[Stored entries]
<<<<

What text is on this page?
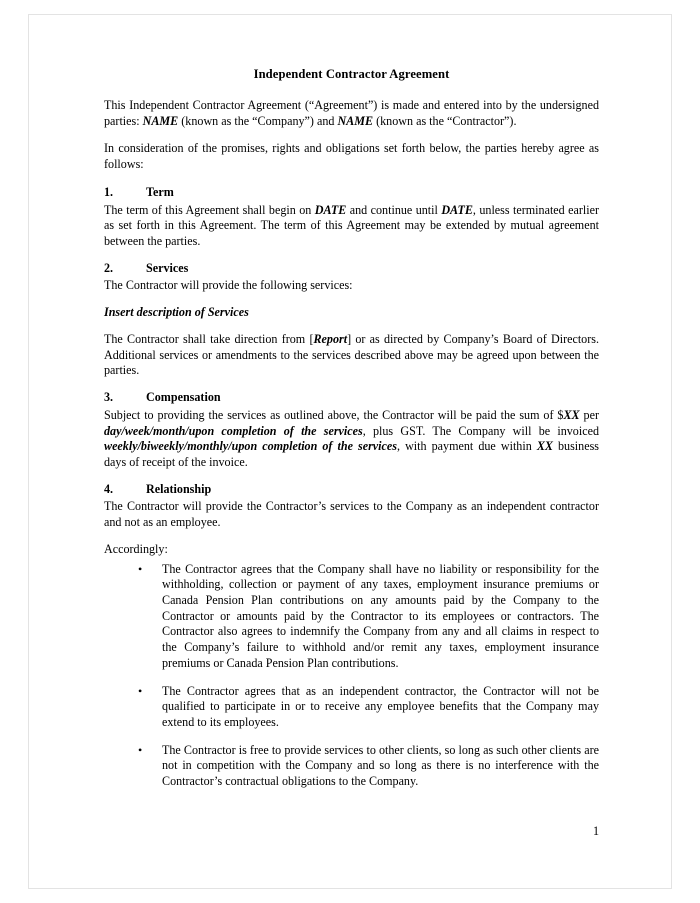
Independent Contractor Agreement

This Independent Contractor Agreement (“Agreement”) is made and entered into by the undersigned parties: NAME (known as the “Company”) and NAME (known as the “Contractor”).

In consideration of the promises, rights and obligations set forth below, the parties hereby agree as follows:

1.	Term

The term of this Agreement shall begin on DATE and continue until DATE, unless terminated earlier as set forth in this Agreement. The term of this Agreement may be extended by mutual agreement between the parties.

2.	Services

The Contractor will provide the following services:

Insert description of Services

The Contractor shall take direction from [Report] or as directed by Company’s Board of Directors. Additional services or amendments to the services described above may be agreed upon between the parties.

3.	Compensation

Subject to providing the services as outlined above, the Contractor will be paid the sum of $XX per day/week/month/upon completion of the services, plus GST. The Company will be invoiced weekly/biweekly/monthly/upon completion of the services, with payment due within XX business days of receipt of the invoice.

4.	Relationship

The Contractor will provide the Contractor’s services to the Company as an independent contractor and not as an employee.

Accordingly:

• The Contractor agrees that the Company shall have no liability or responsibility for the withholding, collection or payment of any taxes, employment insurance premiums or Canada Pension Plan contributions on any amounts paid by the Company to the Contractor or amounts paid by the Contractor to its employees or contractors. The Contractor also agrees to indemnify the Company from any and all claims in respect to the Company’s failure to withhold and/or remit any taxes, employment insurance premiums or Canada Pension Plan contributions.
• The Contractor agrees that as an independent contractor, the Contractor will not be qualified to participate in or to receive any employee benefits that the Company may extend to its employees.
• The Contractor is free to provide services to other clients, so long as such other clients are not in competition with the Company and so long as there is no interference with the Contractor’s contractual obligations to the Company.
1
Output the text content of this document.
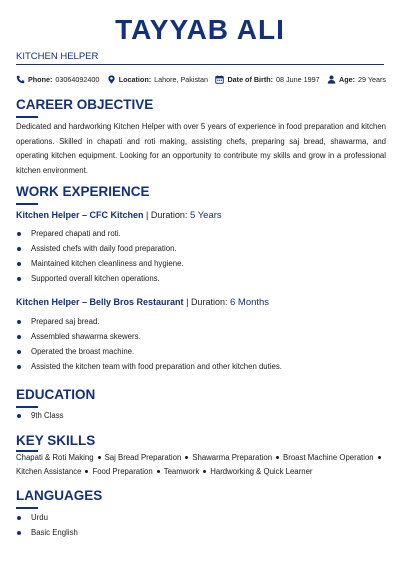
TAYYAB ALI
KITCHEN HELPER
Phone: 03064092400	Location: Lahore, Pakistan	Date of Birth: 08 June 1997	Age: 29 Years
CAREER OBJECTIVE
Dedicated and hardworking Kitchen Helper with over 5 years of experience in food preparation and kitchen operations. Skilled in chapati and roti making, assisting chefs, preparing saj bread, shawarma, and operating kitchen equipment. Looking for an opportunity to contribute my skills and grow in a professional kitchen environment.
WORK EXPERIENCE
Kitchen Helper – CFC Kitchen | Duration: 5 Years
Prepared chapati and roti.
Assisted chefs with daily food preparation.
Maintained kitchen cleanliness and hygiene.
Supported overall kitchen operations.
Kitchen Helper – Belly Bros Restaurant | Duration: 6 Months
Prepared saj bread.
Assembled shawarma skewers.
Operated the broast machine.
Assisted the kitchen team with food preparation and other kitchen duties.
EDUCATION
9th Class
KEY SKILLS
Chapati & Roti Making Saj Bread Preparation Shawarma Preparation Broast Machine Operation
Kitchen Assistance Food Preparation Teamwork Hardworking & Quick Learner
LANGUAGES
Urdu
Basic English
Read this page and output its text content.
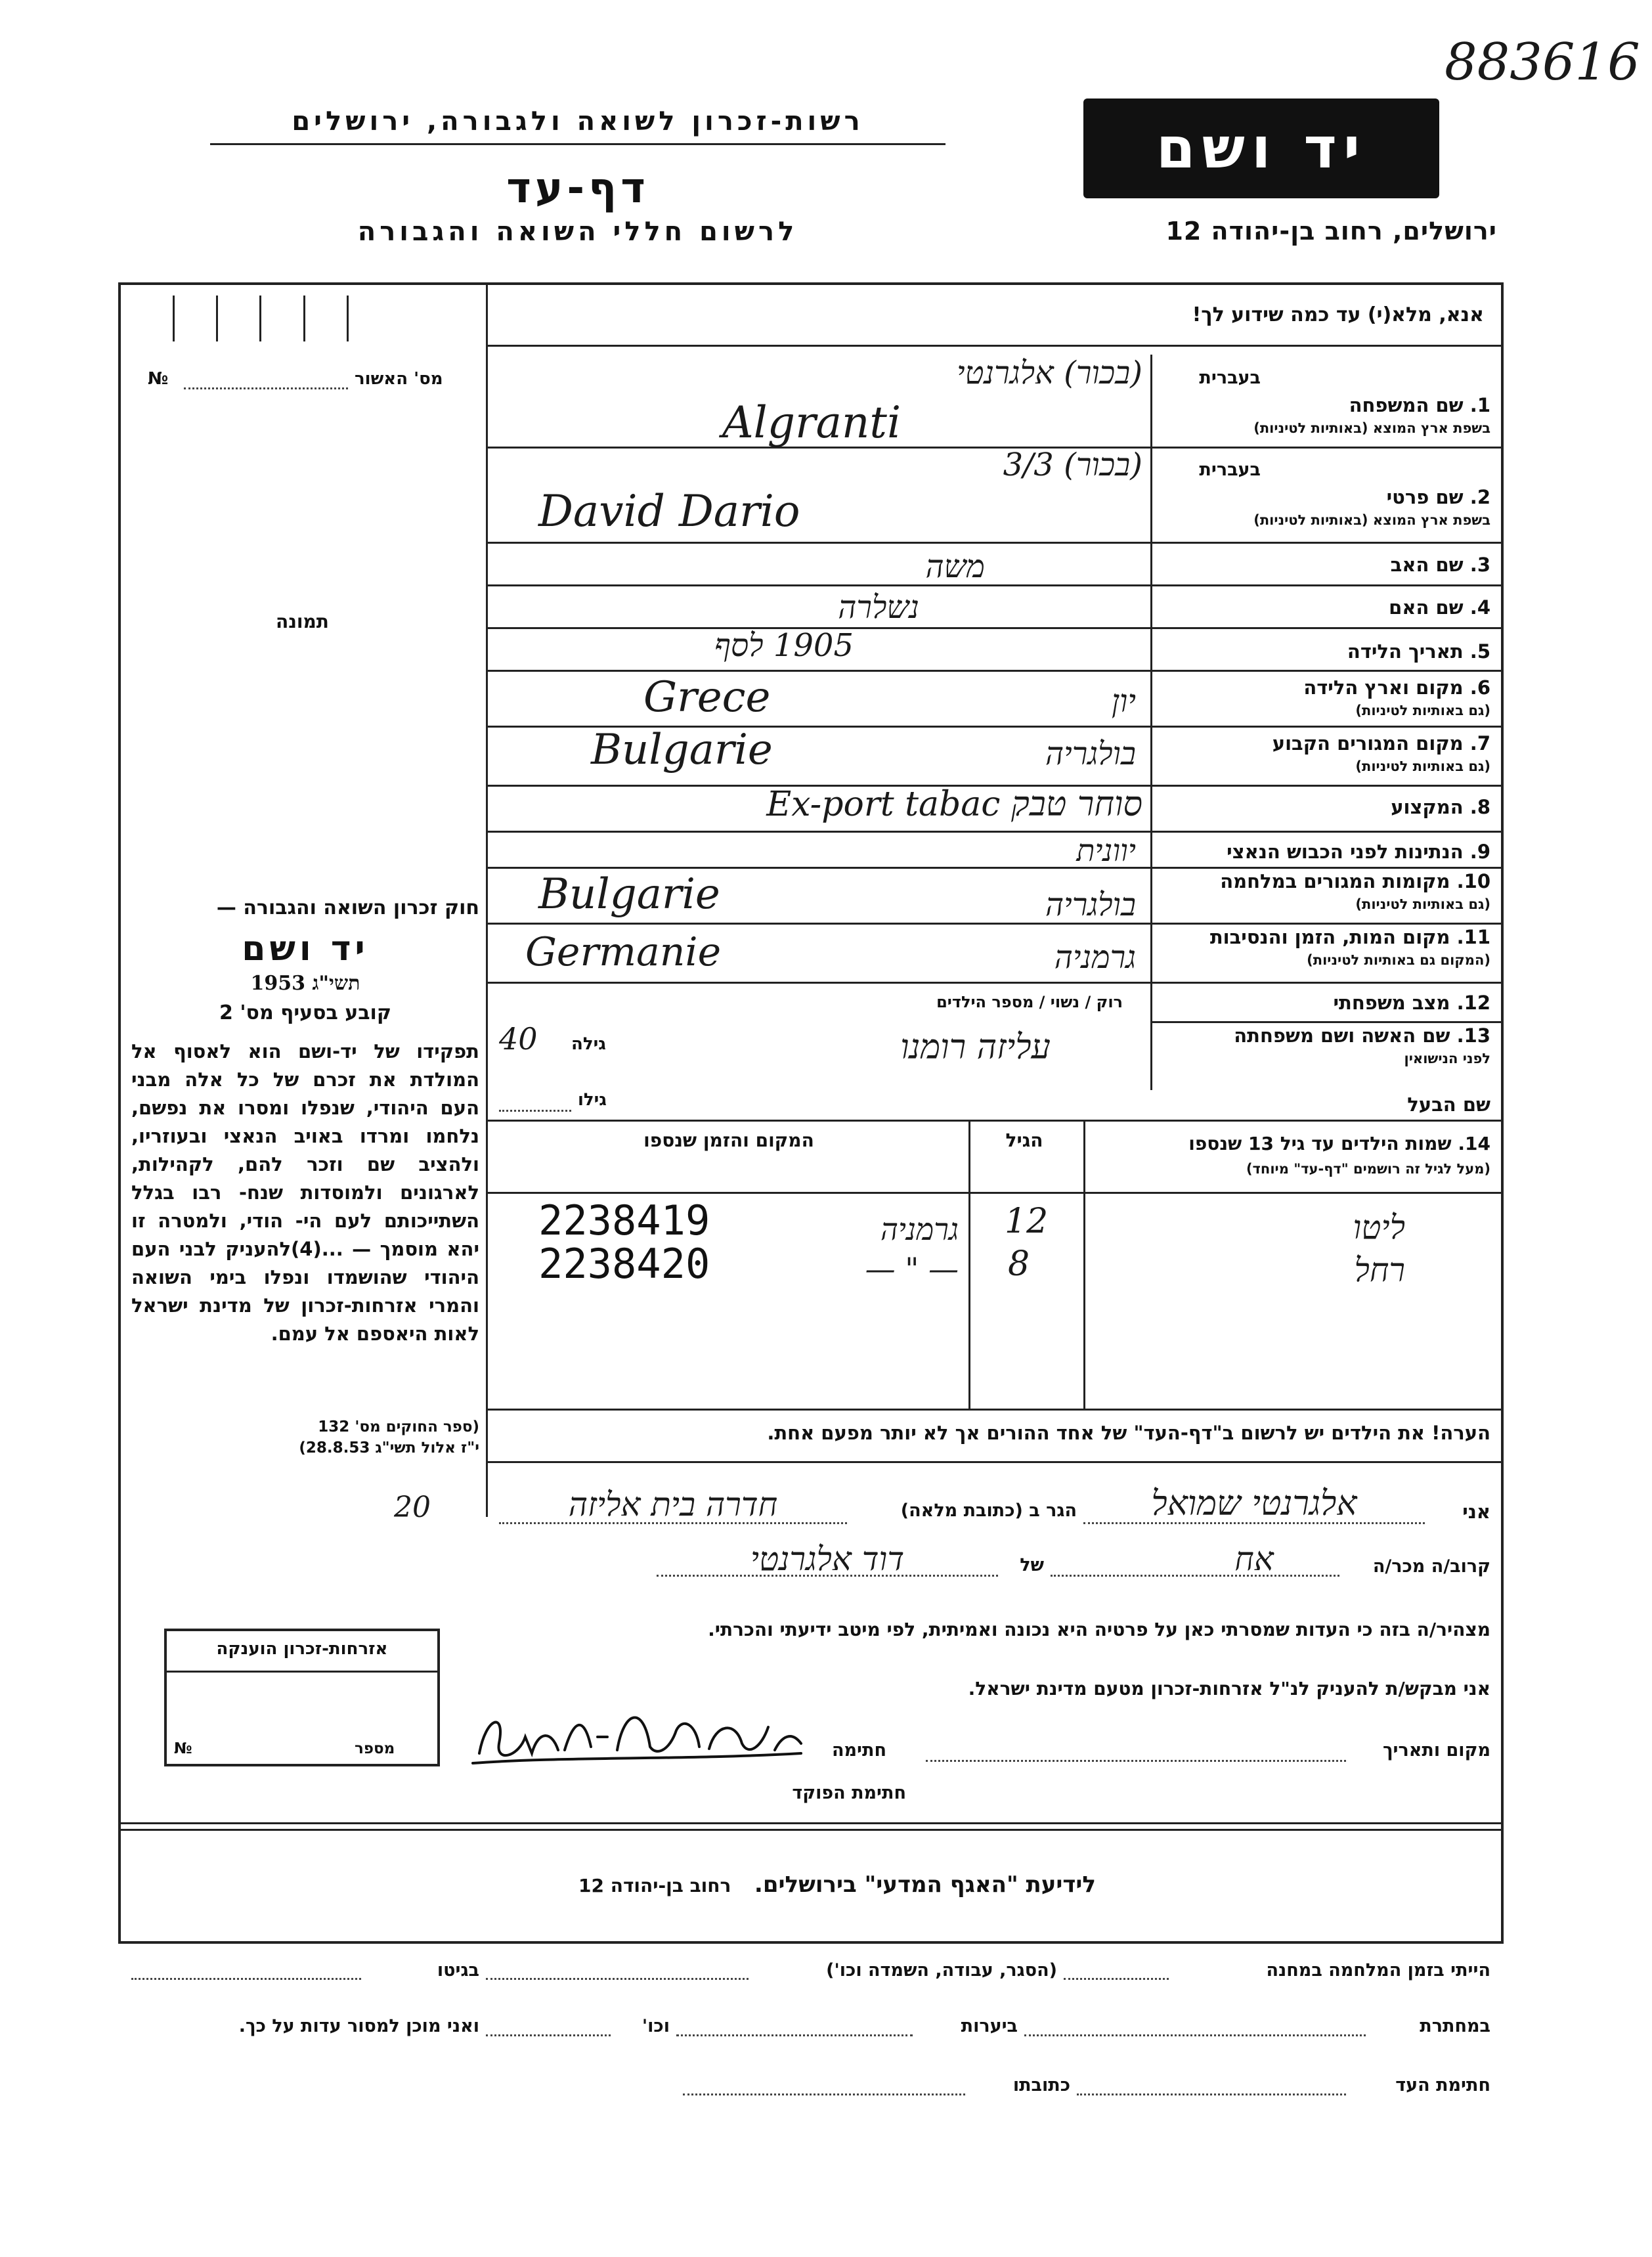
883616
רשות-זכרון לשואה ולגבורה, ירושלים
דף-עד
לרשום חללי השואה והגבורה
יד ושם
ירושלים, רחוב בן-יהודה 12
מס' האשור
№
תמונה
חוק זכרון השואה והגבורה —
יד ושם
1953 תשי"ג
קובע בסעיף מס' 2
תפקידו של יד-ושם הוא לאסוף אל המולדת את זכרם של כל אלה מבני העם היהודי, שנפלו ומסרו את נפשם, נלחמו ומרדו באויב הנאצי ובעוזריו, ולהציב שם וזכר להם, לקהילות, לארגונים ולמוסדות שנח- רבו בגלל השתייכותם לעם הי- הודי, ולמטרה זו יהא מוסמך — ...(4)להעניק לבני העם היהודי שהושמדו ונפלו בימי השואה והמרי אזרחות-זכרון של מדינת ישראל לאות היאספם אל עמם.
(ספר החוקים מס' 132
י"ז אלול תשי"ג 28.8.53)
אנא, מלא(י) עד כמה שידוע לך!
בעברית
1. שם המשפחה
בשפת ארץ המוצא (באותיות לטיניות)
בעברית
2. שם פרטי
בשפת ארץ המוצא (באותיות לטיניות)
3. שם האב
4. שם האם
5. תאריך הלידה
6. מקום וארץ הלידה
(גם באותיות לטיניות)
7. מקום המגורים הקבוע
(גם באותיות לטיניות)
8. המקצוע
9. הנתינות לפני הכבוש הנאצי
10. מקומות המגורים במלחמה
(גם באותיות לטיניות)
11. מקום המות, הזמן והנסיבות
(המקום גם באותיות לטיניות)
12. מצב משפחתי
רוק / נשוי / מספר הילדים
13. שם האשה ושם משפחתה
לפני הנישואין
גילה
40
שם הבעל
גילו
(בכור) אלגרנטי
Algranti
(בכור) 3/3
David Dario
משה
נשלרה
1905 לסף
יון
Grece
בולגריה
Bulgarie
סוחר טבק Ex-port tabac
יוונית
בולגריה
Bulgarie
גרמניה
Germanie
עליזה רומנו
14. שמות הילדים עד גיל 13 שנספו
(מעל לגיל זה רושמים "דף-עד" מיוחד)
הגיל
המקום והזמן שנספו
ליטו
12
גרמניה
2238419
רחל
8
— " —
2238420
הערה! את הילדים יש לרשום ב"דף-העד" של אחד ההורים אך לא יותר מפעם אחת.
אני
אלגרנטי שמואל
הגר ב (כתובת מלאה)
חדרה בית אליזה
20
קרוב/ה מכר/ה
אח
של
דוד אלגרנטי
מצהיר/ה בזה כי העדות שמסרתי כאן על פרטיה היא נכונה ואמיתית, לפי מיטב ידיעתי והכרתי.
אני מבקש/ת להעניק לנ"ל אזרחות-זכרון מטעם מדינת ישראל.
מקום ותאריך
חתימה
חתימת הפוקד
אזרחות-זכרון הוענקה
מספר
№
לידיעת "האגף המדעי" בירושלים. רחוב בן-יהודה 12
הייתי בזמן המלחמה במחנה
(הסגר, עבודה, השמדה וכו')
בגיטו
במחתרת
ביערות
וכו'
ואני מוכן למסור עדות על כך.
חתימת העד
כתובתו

>>>>

#### TASK PROMPT:
Only a number is expected here: the count of lines in the listing that hold the string "אלגרנטי".

#### ANSWER FOR THE TASK:
3